*** Opening DATA IN THIS EXERCISE ***
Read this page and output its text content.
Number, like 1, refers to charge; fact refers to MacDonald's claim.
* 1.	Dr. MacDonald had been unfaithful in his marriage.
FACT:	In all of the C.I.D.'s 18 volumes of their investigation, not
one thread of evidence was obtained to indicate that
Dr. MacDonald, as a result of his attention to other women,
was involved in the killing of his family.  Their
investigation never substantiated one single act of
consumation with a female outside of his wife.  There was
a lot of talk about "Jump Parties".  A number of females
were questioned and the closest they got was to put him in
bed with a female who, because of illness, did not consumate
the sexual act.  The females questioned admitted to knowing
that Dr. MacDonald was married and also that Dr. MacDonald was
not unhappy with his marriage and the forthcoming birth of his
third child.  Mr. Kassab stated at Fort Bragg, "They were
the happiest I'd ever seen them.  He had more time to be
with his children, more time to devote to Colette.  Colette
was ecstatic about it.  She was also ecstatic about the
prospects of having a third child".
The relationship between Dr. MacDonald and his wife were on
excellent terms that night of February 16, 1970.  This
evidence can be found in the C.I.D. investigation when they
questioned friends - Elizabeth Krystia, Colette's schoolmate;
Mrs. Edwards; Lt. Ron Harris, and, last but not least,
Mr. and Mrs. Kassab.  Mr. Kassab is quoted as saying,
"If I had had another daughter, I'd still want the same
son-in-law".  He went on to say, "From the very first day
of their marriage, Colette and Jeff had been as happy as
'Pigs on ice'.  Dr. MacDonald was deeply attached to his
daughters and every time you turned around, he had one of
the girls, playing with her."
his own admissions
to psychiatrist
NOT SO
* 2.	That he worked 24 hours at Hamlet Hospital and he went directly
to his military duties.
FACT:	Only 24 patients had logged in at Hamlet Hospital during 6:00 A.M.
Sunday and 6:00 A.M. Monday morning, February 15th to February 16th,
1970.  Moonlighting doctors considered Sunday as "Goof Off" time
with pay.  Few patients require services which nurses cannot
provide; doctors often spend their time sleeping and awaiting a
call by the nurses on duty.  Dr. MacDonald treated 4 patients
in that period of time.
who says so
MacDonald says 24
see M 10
*** Closing DATA IN THIS EXERCISE ***
### WORK TO COMPLETE
Find every line in the records that has the word "Sunday". Copy those lines.

### TASK OUTPUT
Sunday and 6:00 A.M. Monday morning, February 15th to February 16th,
1970.  Moonlighting doctors considered Sunday as "Goof Off" time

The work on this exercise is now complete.